*Problem statement*. Gather every line from the entries below that includes "image".
***** Supplied material *****
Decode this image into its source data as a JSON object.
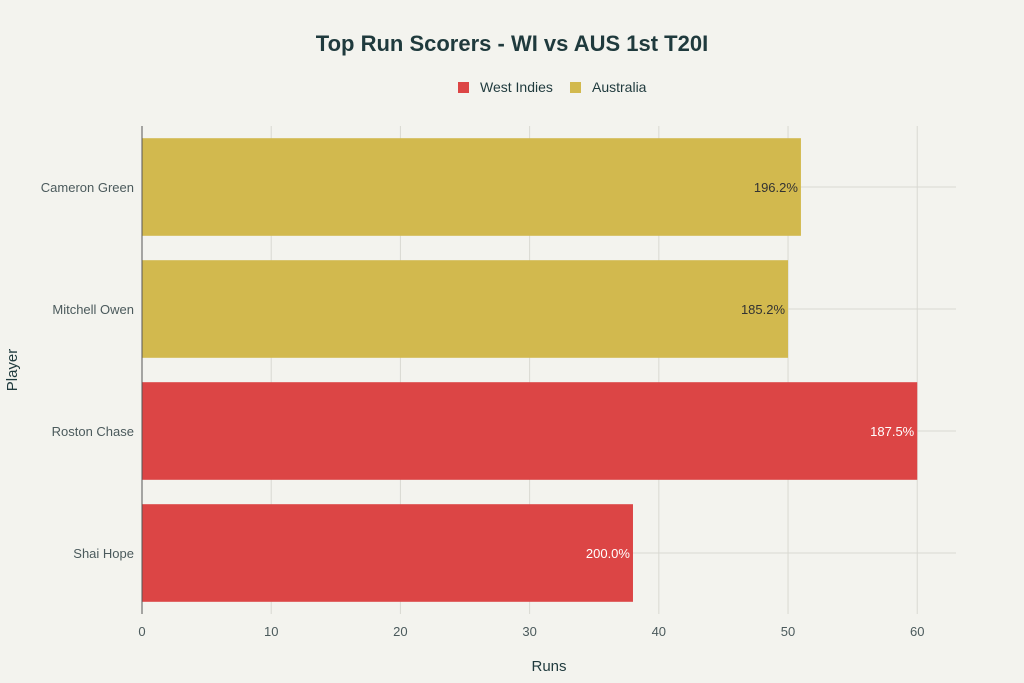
{
  "chart_data": {
    "type": "bar",
    "orientation": "horizontal",
    "title": "Top Run Scorers - WI vs AUS 1st T20I",
    "xlabel": "Runs",
    "ylabel": "Player",
    "xlim": [
      0,
      63
    ],
    "xticks": [
      0,
      10,
      20,
      30,
      40,
      50,
      60
    ],
    "grid": true,
    "legend_position": "top-center",
    "categories": [
      "Cameron Green",
      "Mitchell Owen",
      "Roston Chase",
      "Shai Hope"
    ],
    "values": [
      51,
      50,
      60,
      38
    ],
    "bar_labels": [
      "196.2%",
      "185.2%",
      "187.5%",
      "200.0%"
    ],
    "teams": [
      "Australia",
      "Australia",
      "West Indies",
      "West Indies"
    ],
    "legend": [
      {
        "name": "West Indies",
        "color": "#dc4545"
      },
      {
        "name": "Australia",
        "color": "#d2b94e"
      }
    ],
    "bar_label_colors": {
      "West Indies": "#ffffff",
      "Australia": "#333333"
    }
  }
}
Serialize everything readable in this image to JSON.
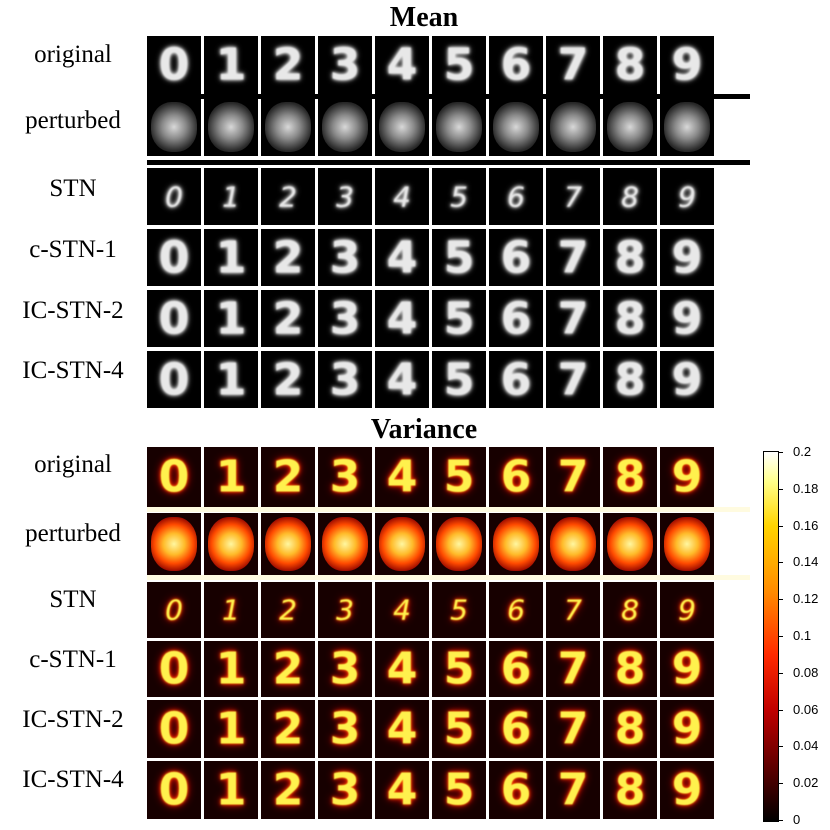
{
  "mean_section": {
    "title": "Mean",
    "rows": [
      {
        "label": "original",
        "type": "digits",
        "style": "wide"
      },
      {
        "label": "perturbed",
        "type": "blur"
      },
      {
        "label": "STN",
        "type": "digits",
        "style": "small-italic"
      },
      {
        "label": "c-STN-1",
        "type": "digits",
        "style": "wide"
      },
      {
        "label": "IC-STN-2",
        "type": "digits",
        "style": "wide"
      },
      {
        "label": "IC-STN-4",
        "type": "digits",
        "style": "wide"
      }
    ]
  },
  "variance_section": {
    "title": "Variance",
    "rows": [
      {
        "label": "original",
        "type": "digits",
        "style": "wide"
      },
      {
        "label": "perturbed",
        "type": "blur"
      },
      {
        "label": "STN",
        "type": "digits",
        "style": "small-italic"
      },
      {
        "label": "c-STN-1",
        "type": "digits",
        "style": "wide"
      },
      {
        "label": "IC-STN-2",
        "type": "digits",
        "style": "wide"
      },
      {
        "label": "IC-STN-4",
        "type": "digits",
        "style": "wide"
      }
    ]
  },
  "digits": [
    "0",
    "1",
    "2",
    "3",
    "4",
    "5",
    "6",
    "7",
    "8",
    "9"
  ],
  "colorbar": {
    "colormap": "hot",
    "ticks": [
      "0.2",
      "0.18",
      "0.16",
      "0.14",
      "0.12",
      "0.1",
      "0.08",
      "0.06",
      "0.04",
      "0.02",
      "0"
    ],
    "values": [
      0.2,
      0.18,
      0.16,
      0.14,
      0.12,
      0.1,
      0.08,
      0.06,
      0.04,
      0.02,
      0
    ]
  }
}
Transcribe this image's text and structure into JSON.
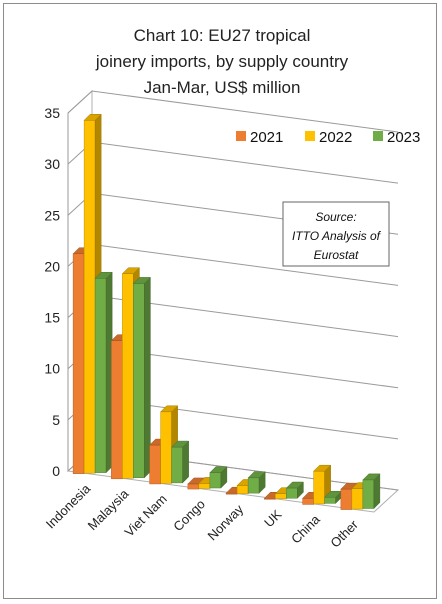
{
  "chart_data": {
    "type": "bar",
    "title_lines": [
      "Chart 10: EU27 tropical",
      "joinery imports, by supply country",
      "Jan-Mar, US$ million"
    ],
    "categories": [
      "Indonesia",
      "Malaysia",
      "Viet Nam",
      "Congo",
      "Norway",
      "UK",
      "China",
      "Other"
    ],
    "series": [
      {
        "name": "2021",
        "values": [
          21.5,
          13.5,
          3.8,
          0.5,
          0.1,
          0.1,
          0.6,
          2.0
        ]
      },
      {
        "name": "2022",
        "values": [
          34.5,
          20.0,
          7.0,
          0.5,
          0.8,
          0.5,
          3.2,
          2.0
        ]
      },
      {
        "name": "2023",
        "values": [
          19.0,
          19.0,
          3.5,
          1.5,
          1.5,
          1.0,
          0.6,
          2.8
        ]
      }
    ],
    "colors": [
      "#ed7d31",
      "#ffc000",
      "#70ad47"
    ],
    "ylim": [
      0,
      35
    ],
    "yticks": [
      "0",
      "5",
      "10",
      "15",
      "20",
      "25",
      "30",
      "35"
    ],
    "xlabel": "",
    "ylabel": "",
    "legend_position": "top-right",
    "grid": true,
    "annotation_lines": [
      "Source:",
      "ITTO Analysis of",
      "Eurostat"
    ]
  }
}
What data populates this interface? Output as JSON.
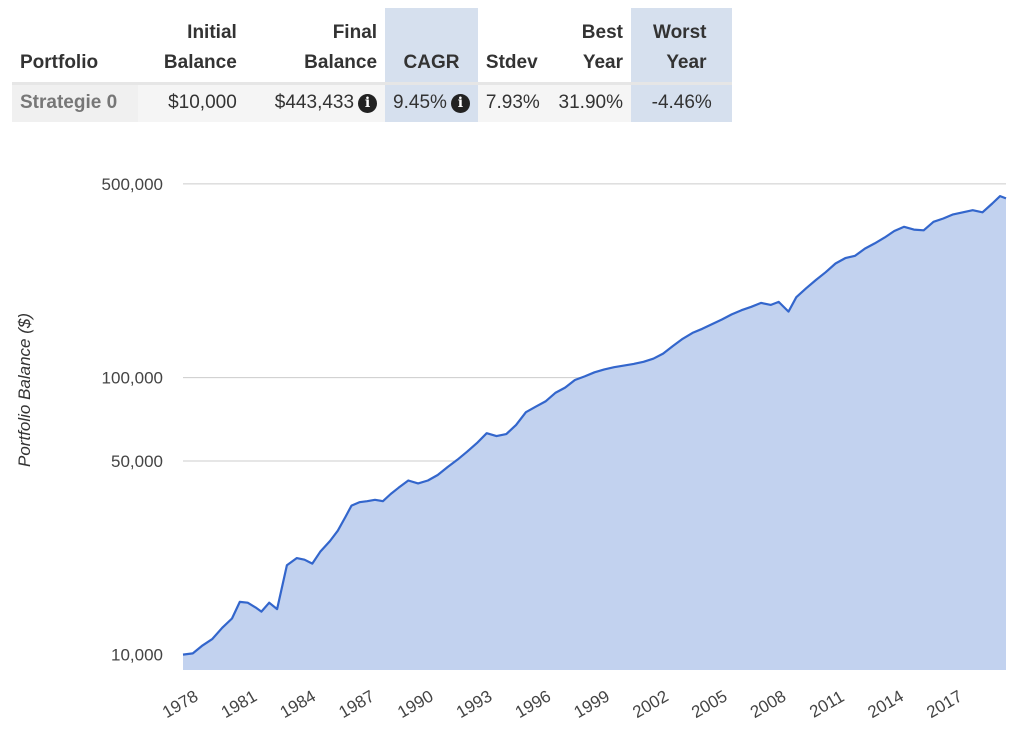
{
  "table": {
    "headers": {
      "portfolio": "Portfolio",
      "initial_line1": "Initial",
      "initial_line2": "Balance",
      "final_line1": "Final",
      "final_line2": "Balance",
      "cagr": "CAGR",
      "stdev": "Stdev",
      "best_line1": "Best",
      "best_line2": "Year",
      "worst_line1": "Worst",
      "worst_line2": "Year"
    },
    "rows": [
      {
        "portfolio": "Strategie 0",
        "initial": "$10,000",
        "final": "$443,433",
        "cagr": "9.45%",
        "stdev": "7.93%",
        "best": "31.90%",
        "worst": "-4.46%"
      }
    ],
    "info_icon": "info-circle-icon",
    "highlight_color": "#d6e0ee"
  },
  "chart_data": {
    "type": "area",
    "ylabel": "Portfolio Balance ($)",
    "xlabel": "",
    "yscale": "log",
    "ylim": [
      8800,
      590000
    ],
    "xlim": [
      1978.0,
      2020.0
    ],
    "yticks": [
      10000,
      50000,
      100000,
      500000
    ],
    "ytick_labels": [
      "10,000",
      "50,000",
      "100,000",
      "500,000"
    ],
    "xtick_labels": [
      "1978",
      "1981",
      "1984",
      "1987",
      "1990",
      "1993",
      "1996",
      "1999",
      "2002",
      "2005",
      "2008",
      "2011",
      "2014",
      "2017"
    ],
    "grid": true,
    "line_color": "#3366cc",
    "fill_color": "#c2d2ef",
    "series": [
      {
        "x": [
          1978.0,
          1978.5,
          1979.0,
          1979.5,
          1980.0,
          1980.5,
          1980.9,
          1981.3,
          1981.7,
          1982.0,
          1982.4,
          1982.8,
          1983.3,
          1983.8,
          1984.2,
          1984.6,
          1985.0,
          1985.5,
          1985.9,
          1986.3,
          1986.6,
          1987.0,
          1987.4,
          1987.8,
          1988.2,
          1988.6,
          1989.0,
          1989.5,
          1990.0,
          1990.5,
          1991.0,
          1991.5,
          1992.0,
          1992.5,
          1993.0,
          1993.5,
          1994.0,
          1994.5,
          1995.0,
          1995.5,
          1996.0,
          1996.5,
          1997.0,
          1997.5,
          1998.0,
          1998.5,
          1999.0,
          1999.5,
          2000.0,
          2000.5,
          2001.0,
          2001.5,
          2002.0,
          2002.5,
          2003.0,
          2003.5,
          2004.0,
          2004.5,
          2005.0,
          2005.5,
          2006.0,
          2006.5,
          2007.0,
          2007.5,
          2008.0,
          2008.4,
          2008.9,
          2009.3,
          2009.8,
          2010.3,
          2010.8,
          2011.3,
          2011.8,
          2012.3,
          2012.8,
          2013.3,
          2013.8,
          2014.3,
          2014.8,
          2015.3,
          2015.8,
          2016.3,
          2016.8,
          2017.3,
          2017.8,
          2018.3,
          2018.8,
          2019.3,
          2019.7,
          2020.0
        ],
        "y": [
          10000,
          10100,
          10800,
          11400,
          12500,
          13500,
          15500,
          15400,
          14800,
          14300,
          15400,
          14600,
          21000,
          22300,
          22000,
          21300,
          23500,
          25700,
          28000,
          31500,
          34500,
          35500,
          35800,
          36200,
          35800,
          38000,
          40000,
          42500,
          41500,
          42500,
          44500,
          47500,
          50500,
          54000,
          58000,
          63000,
          61500,
          62500,
          67500,
          75000,
          78500,
          82000,
          88000,
          92000,
          98000,
          101000,
          104500,
          107000,
          109000,
          110500,
          112000,
          114000,
          117000,
          122000,
          130000,
          138000,
          145000,
          150000,
          156000,
          162000,
          169000,
          175000,
          180000,
          186000,
          183000,
          187500,
          173000,
          195000,
          210000,
          225000,
          240000,
          258000,
          270000,
          275000,
          292000,
          305000,
          320000,
          338000,
          350000,
          342000,
          340000,
          365000,
          375000,
          388000,
          395000,
          402000,
          395000,
          425000,
          452000,
          443433
        ]
      }
    ]
  }
}
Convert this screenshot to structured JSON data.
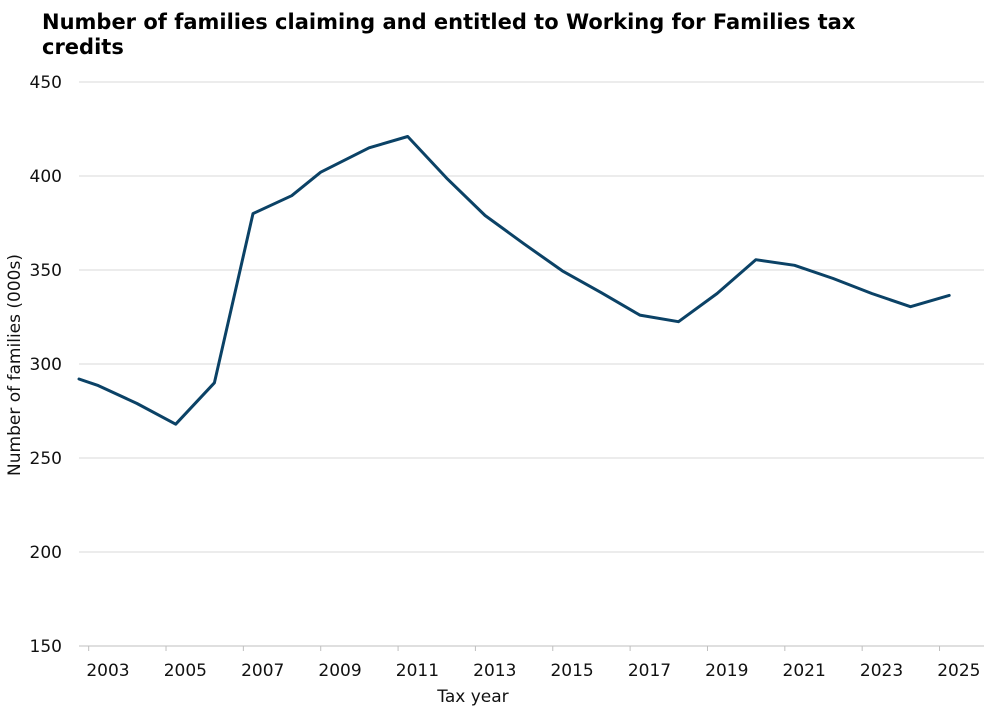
{
  "chart_data": {
    "type": "line",
    "title": "Number of families claiming and entitled to Working for Families tax credits",
    "xlabel": "Tax year",
    "ylabel": "Number of families (000s)",
    "xlim": [
      2002.25,
      2025.65
    ],
    "ylim": [
      150,
      450
    ],
    "yticks": [
      150,
      200,
      250,
      300,
      350,
      400,
      450
    ],
    "xticks": [
      2003,
      2005,
      2007,
      2009,
      2011,
      2013,
      2015,
      2017,
      2019,
      2021,
      2023,
      2025
    ],
    "grid": "horizontal",
    "colors": {
      "line": "#0b4266",
      "grid": "#d9d9d9"
    },
    "series": [
      {
        "x": [
          2002.25,
          2002.75,
          2003.75,
          2004.75,
          2005.75,
          2006.75,
          2007.75,
          2008.5,
          2009.75,
          2010.75,
          2011.75,
          2012.75,
          2013.75,
          2014.75,
          2015.75,
          2016.75,
          2017.75,
          2018.75,
          2019.75,
          2020.75,
          2021.75,
          2022.75,
          2023.75,
          2024.75
        ],
        "y": [
          292,
          288.5,
          279,
          268,
          290,
          380,
          389.5,
          402,
          415,
          421,
          399,
          379,
          364,
          349.5,
          338,
          326,
          322.5,
          337.5,
          355.5,
          352.5,
          345.5,
          337.5,
          330.5,
          336.5
        ]
      }
    ]
  }
}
*****
*Solution below*.
Decode this image into its source data as a JSON object.
Serialize everything readable in this image to JSON.
Transcribe this image's text and structure into JSON.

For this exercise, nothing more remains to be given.